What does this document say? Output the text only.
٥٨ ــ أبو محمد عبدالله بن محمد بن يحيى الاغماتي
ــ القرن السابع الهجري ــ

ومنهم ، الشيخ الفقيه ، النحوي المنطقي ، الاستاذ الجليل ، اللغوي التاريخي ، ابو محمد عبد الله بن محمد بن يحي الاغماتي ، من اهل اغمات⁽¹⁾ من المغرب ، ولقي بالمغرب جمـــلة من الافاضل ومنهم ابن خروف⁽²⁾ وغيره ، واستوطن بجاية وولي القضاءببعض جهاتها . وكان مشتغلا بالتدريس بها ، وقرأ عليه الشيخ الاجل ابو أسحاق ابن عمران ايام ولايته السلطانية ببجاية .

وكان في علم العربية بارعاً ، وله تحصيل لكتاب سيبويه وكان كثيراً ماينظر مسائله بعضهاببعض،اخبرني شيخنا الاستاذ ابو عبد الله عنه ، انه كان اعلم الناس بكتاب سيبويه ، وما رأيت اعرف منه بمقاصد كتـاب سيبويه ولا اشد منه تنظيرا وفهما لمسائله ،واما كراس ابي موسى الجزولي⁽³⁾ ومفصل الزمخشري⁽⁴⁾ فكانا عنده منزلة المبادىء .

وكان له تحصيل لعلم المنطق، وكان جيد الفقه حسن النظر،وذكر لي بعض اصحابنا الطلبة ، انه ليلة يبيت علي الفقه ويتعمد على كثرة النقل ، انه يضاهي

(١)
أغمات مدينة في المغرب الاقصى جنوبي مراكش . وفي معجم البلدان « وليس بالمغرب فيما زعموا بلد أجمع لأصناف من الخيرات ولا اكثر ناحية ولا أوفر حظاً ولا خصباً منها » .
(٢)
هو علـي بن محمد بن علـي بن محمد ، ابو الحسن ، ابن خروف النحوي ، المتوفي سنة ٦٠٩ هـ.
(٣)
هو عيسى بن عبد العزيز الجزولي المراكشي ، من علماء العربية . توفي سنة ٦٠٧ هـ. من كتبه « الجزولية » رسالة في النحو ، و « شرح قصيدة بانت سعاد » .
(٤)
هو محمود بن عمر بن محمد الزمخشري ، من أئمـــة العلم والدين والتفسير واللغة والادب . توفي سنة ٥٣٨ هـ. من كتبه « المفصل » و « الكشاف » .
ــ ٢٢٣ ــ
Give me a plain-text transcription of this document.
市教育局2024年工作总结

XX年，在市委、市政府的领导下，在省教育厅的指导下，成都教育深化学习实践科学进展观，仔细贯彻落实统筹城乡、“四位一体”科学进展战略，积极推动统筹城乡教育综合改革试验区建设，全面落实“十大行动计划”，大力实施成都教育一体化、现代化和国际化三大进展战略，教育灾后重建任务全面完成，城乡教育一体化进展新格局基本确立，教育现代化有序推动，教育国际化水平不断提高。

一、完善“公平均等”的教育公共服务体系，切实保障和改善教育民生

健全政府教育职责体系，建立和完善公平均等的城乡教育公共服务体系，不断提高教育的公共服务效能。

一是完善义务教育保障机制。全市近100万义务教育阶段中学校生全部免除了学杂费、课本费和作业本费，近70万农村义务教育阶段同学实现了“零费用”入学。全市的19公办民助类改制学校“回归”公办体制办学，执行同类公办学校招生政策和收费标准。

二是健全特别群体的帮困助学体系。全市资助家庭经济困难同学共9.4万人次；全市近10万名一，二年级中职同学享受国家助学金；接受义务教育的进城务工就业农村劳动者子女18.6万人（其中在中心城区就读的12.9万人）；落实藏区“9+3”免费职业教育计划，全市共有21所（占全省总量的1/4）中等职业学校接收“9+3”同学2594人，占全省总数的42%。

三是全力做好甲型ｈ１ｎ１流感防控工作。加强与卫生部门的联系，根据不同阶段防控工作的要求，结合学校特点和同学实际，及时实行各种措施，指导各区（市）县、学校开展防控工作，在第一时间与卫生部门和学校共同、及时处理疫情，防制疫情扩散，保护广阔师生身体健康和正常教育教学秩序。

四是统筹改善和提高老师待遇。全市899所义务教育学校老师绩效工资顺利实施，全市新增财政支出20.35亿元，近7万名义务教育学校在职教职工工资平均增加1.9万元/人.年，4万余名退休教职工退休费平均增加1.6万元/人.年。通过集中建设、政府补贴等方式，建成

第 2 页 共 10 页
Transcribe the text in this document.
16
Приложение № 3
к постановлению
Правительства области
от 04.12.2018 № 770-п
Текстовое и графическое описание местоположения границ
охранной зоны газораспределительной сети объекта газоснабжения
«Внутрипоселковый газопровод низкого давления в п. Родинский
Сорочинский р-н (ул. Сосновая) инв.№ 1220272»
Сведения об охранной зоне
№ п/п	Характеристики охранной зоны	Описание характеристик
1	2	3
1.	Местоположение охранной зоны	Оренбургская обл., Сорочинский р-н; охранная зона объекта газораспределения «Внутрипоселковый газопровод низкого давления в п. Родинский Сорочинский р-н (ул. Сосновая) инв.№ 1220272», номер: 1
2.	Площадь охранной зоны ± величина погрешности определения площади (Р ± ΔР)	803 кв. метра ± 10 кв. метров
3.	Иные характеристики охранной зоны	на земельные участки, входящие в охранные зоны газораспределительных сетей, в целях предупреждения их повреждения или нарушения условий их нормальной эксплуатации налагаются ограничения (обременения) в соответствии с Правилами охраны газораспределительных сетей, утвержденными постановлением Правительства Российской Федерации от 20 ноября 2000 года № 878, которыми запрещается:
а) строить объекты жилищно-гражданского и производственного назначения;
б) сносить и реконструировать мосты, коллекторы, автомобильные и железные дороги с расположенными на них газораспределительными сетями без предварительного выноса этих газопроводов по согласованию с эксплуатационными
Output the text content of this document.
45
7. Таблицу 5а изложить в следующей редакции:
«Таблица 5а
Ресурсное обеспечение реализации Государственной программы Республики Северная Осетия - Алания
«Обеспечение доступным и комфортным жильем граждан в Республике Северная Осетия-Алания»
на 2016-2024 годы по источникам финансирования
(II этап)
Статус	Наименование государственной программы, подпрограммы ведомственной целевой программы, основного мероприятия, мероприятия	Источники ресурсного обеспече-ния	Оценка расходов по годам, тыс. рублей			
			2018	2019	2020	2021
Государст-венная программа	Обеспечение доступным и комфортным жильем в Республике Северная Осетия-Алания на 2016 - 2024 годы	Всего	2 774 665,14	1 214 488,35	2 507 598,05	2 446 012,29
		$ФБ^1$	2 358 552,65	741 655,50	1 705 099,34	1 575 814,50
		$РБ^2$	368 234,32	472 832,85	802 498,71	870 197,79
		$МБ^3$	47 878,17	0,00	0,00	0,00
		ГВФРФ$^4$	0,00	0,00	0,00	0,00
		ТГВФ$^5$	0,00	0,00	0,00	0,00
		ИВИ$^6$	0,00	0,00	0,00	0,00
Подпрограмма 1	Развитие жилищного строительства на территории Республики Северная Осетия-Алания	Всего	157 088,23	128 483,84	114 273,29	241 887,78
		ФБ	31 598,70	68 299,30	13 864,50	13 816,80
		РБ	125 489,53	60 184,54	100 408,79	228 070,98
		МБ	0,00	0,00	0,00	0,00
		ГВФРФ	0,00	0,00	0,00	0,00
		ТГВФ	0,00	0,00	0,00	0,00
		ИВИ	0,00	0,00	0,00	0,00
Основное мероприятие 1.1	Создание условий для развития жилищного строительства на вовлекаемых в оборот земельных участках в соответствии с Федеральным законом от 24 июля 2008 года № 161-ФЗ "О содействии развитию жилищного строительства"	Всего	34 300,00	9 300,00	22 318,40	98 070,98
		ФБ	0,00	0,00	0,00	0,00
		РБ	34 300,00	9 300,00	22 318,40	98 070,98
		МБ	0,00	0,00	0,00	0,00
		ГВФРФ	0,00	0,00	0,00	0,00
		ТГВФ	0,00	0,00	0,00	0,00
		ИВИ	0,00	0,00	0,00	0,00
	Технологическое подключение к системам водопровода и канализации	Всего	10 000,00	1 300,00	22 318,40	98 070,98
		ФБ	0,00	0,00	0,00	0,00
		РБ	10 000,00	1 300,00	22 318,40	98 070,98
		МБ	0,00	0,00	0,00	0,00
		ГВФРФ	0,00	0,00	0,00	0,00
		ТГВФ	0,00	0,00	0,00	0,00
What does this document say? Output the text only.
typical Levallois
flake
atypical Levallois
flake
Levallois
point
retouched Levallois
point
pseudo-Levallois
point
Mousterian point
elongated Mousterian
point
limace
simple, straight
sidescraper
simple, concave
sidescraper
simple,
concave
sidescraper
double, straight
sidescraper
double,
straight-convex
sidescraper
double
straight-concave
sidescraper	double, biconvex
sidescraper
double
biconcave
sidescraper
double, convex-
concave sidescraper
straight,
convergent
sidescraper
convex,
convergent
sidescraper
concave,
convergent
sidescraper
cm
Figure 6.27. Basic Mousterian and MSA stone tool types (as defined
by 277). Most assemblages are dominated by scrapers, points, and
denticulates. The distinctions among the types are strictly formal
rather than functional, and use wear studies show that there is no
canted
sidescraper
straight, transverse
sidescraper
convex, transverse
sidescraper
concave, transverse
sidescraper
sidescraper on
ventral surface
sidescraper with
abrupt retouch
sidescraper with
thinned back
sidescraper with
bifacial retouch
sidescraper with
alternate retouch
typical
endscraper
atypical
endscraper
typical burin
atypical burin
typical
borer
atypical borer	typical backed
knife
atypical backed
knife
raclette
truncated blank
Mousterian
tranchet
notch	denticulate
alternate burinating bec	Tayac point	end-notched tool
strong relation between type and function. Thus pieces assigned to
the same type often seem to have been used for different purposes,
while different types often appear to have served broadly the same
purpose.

━━━━━━━━━━━━━━━━━━━━

> [Exercise task] From the listing, copy every line where the string "same" appears.

> [Answer to this task]
the same type often seem to have been used for different purposes,
while different types often appear to have served broadly the same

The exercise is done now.